Task inputs
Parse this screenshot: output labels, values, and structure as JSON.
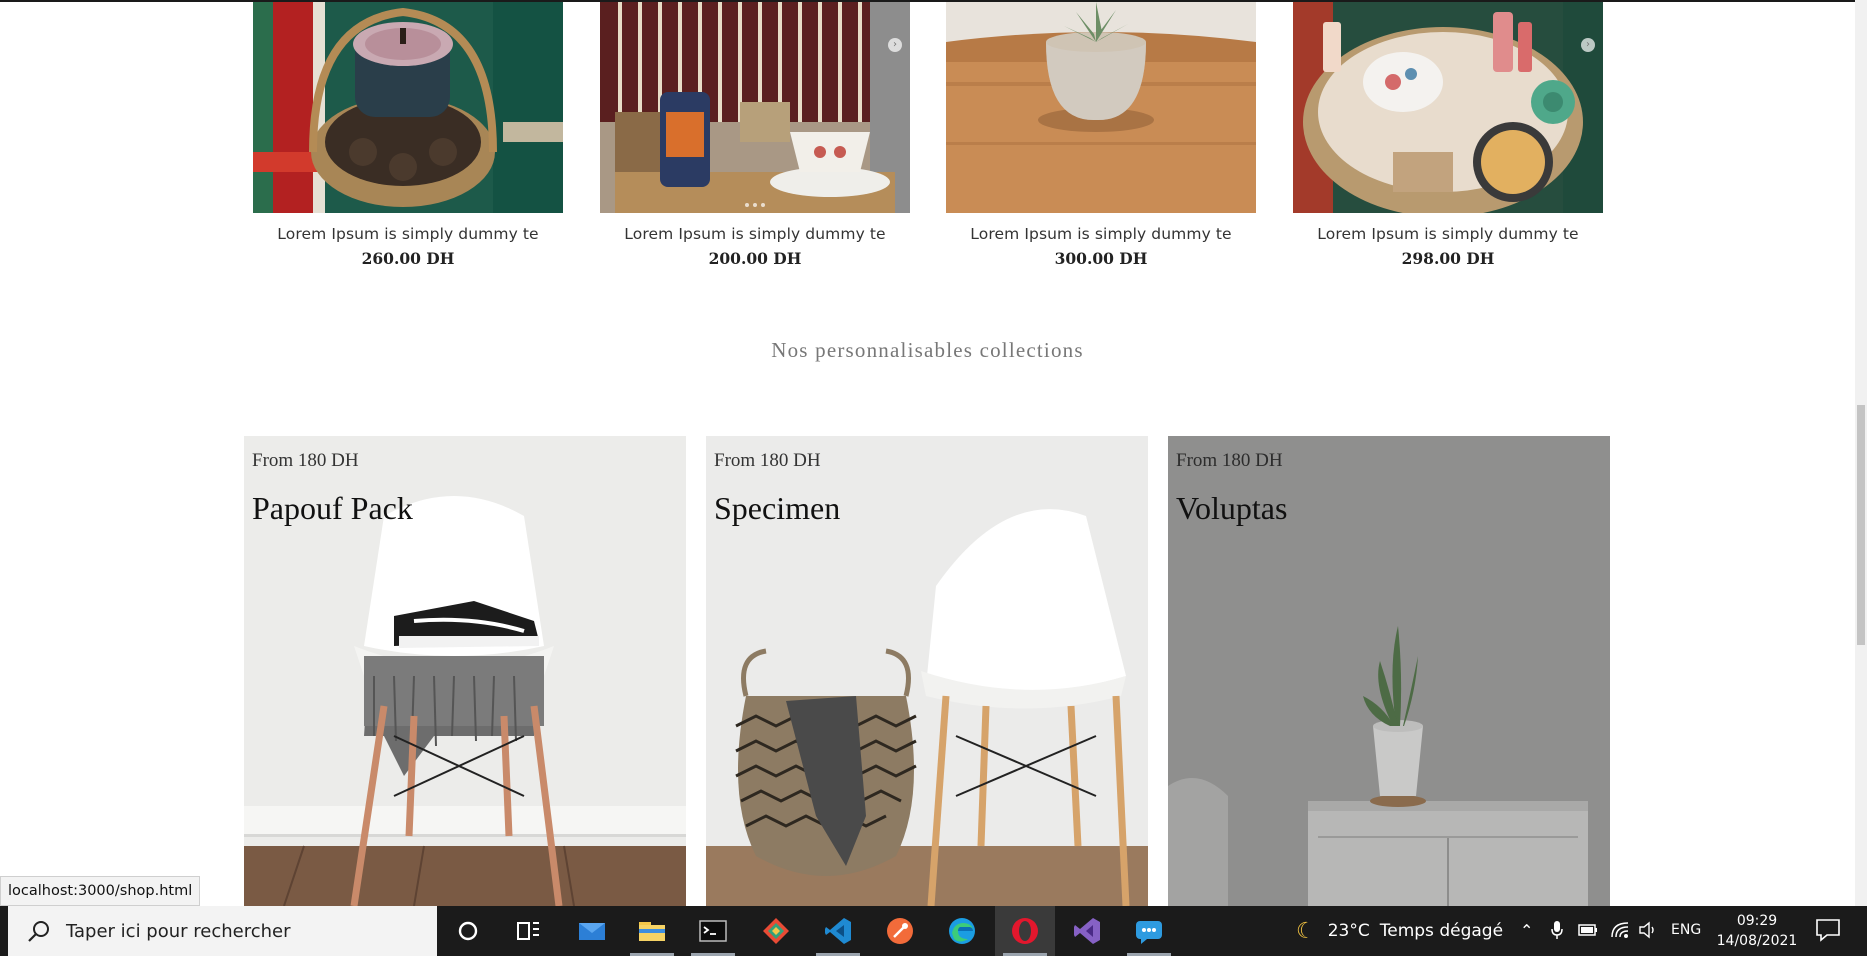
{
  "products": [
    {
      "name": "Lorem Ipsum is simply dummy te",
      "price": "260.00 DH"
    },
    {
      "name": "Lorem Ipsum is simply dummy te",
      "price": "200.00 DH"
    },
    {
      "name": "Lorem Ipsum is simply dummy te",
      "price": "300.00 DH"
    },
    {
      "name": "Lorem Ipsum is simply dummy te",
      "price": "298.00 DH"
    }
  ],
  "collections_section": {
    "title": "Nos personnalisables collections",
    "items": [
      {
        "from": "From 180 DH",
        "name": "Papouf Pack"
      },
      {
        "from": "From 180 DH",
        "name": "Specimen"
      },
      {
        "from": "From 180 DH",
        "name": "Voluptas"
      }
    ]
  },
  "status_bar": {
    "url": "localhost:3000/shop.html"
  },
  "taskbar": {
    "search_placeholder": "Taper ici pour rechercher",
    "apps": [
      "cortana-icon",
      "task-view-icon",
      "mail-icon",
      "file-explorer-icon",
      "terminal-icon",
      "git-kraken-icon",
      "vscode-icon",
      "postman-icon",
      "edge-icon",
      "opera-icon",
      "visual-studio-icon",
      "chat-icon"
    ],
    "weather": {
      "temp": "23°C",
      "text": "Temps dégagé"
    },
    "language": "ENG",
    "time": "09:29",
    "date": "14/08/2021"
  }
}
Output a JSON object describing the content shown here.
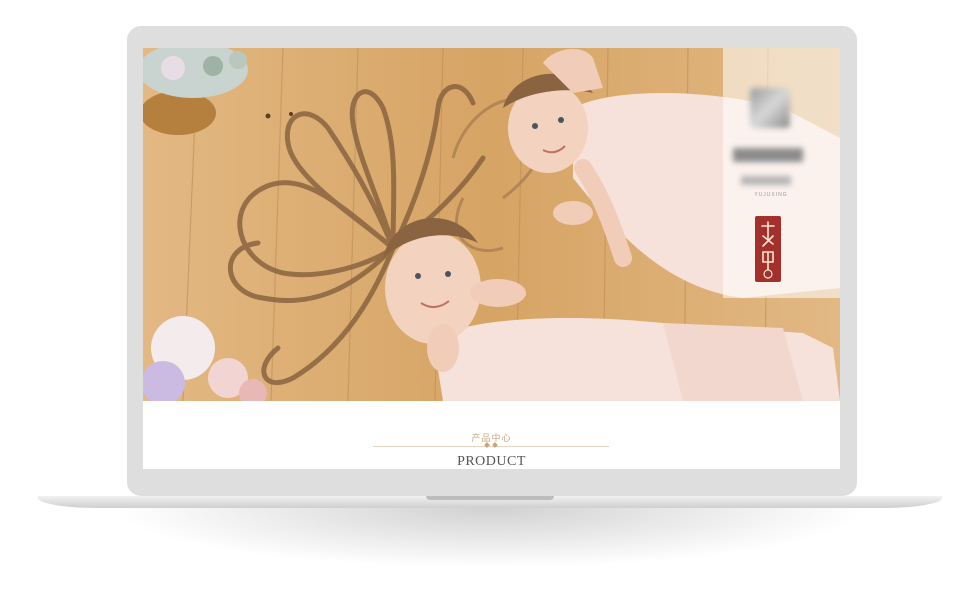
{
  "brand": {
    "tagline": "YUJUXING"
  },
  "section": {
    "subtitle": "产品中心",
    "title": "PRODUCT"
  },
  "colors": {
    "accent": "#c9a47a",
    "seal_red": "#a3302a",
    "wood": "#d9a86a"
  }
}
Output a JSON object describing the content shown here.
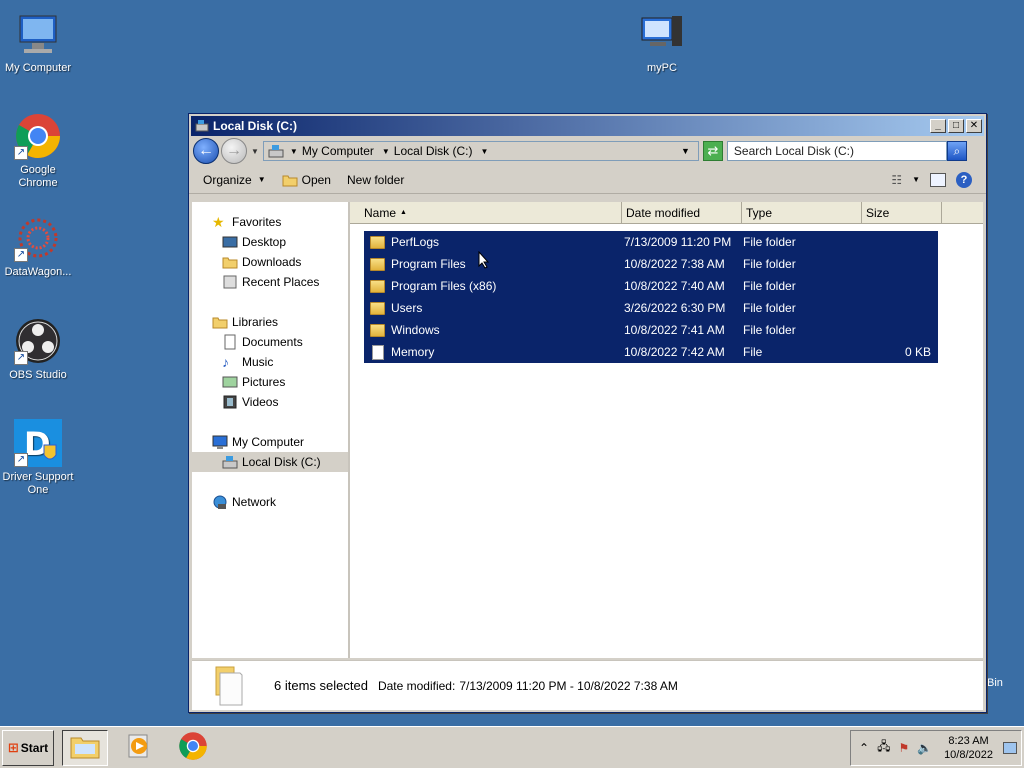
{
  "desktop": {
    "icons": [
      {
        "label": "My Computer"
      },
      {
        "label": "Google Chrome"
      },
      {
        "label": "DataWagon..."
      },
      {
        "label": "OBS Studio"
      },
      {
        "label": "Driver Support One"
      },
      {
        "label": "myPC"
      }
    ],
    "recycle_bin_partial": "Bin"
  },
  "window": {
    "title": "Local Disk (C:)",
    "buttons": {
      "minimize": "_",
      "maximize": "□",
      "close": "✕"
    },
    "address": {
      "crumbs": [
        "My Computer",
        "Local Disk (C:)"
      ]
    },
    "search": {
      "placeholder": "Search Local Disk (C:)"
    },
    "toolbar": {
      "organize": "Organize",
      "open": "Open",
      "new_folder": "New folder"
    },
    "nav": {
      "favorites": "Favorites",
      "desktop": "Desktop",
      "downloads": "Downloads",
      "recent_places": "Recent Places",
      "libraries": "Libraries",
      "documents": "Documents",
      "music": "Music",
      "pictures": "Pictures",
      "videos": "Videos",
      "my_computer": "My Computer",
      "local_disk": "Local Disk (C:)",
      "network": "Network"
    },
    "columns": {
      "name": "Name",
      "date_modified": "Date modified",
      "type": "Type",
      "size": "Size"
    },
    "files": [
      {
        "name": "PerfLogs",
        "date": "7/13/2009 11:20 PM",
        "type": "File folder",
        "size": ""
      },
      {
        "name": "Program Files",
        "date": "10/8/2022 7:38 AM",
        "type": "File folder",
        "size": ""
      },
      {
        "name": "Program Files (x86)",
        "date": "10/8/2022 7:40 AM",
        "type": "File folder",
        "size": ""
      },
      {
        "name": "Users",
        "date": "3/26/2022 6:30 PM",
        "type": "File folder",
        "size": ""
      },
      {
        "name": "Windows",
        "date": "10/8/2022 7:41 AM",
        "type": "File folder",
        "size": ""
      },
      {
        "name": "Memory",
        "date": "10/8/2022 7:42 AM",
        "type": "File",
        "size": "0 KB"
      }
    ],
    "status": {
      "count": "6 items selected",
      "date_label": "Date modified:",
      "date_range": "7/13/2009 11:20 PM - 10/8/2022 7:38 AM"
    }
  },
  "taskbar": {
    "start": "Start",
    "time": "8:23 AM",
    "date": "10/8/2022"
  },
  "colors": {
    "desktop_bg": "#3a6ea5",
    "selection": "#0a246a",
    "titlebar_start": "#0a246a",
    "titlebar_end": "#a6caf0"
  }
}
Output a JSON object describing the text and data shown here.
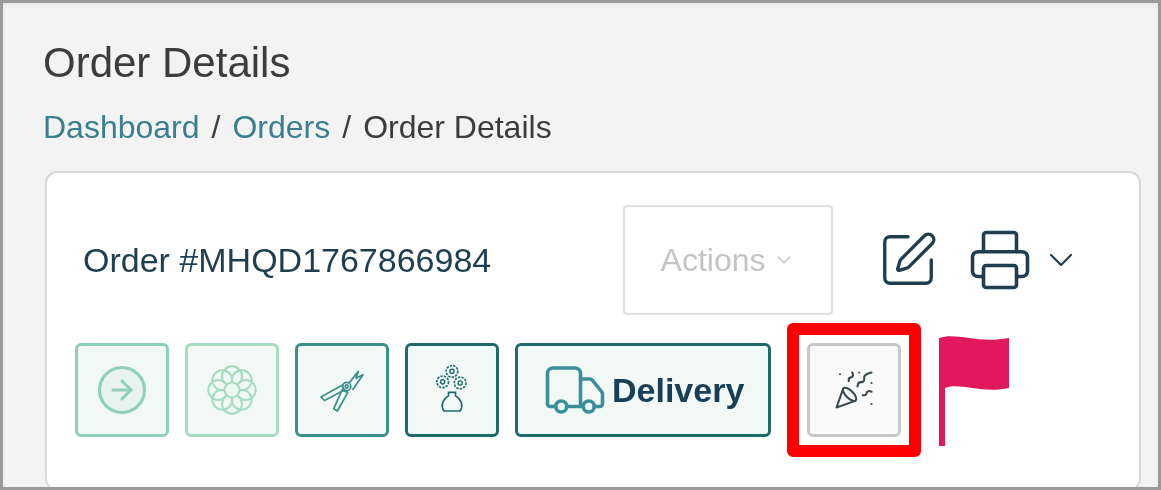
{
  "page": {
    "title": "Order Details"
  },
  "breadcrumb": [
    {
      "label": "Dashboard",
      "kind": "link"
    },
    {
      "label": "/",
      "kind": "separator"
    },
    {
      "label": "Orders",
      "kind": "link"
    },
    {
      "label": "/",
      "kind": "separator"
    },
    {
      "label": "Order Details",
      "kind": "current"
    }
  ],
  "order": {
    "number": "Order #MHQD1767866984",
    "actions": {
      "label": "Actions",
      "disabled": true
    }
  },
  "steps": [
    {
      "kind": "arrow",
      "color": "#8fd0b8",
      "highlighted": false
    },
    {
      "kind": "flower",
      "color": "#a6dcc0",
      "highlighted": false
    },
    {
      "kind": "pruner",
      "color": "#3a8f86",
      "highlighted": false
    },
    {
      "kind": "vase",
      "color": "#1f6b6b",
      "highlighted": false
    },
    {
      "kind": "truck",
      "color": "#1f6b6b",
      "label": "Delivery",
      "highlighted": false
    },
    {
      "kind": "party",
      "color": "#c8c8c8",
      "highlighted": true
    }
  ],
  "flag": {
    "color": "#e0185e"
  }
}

Challenge
Search the data for "Program". Copy every matching line.

Exercise output
        "name": "Program Files",
        "name": "Program Files (x86)",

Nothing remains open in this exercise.